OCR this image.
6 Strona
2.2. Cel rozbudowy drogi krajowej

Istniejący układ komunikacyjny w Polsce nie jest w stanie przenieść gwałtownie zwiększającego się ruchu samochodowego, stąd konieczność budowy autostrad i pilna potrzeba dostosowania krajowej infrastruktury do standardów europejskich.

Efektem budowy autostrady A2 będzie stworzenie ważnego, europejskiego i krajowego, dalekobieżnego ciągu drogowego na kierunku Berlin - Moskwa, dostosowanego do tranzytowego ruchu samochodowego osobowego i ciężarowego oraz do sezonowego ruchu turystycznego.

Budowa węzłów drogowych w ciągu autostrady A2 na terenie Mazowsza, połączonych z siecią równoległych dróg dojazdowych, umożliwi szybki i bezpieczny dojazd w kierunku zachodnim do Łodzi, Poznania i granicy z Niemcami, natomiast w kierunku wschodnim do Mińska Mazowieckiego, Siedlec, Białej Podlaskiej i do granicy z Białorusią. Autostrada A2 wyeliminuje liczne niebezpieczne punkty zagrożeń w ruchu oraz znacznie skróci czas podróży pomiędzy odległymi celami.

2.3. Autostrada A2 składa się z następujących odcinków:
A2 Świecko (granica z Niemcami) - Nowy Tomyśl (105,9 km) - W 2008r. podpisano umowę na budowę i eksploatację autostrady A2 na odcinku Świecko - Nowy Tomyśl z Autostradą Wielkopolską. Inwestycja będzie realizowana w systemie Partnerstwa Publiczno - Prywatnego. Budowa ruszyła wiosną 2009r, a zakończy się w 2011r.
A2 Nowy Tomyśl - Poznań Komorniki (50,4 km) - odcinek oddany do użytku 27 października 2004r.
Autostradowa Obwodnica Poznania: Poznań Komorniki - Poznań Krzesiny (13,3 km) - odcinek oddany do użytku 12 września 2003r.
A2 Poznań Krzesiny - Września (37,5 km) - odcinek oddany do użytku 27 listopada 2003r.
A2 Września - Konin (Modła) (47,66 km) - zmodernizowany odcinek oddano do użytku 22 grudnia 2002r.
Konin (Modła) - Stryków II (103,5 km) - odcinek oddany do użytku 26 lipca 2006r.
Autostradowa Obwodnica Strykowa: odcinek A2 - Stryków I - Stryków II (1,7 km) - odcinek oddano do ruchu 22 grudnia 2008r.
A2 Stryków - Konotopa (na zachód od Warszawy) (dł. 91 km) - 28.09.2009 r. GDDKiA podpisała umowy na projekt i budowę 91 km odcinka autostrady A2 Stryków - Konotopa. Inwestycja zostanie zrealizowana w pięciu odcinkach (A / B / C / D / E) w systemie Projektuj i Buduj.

Directive »
Copy each line above that contains the word "Stryków".

Output for this task »
Konin (Modła) - Stryków II (103,5 km) - odcinek oddany do użytku 26 lipca 2006r.
Autostradowa Obwodnica Strykowa: odcinek A2 - Stryków I - Stryków II (1,7 km) - odcinek oddano do ruchu 22 grudnia 2008r.
A2 Stryków - Konotopa (na zachód od Warszawy) (dł. 91 km) - 28.09.2009 r. GDDKiA podpisała umowy na projekt i budowę 91 km odcinka autostrady A2 Stryków - Konotopa. Inwestycja zostanie zrealizowana w pięciu odcinkach (A / B / C / D / E) w systemie Projektuj i Buduj.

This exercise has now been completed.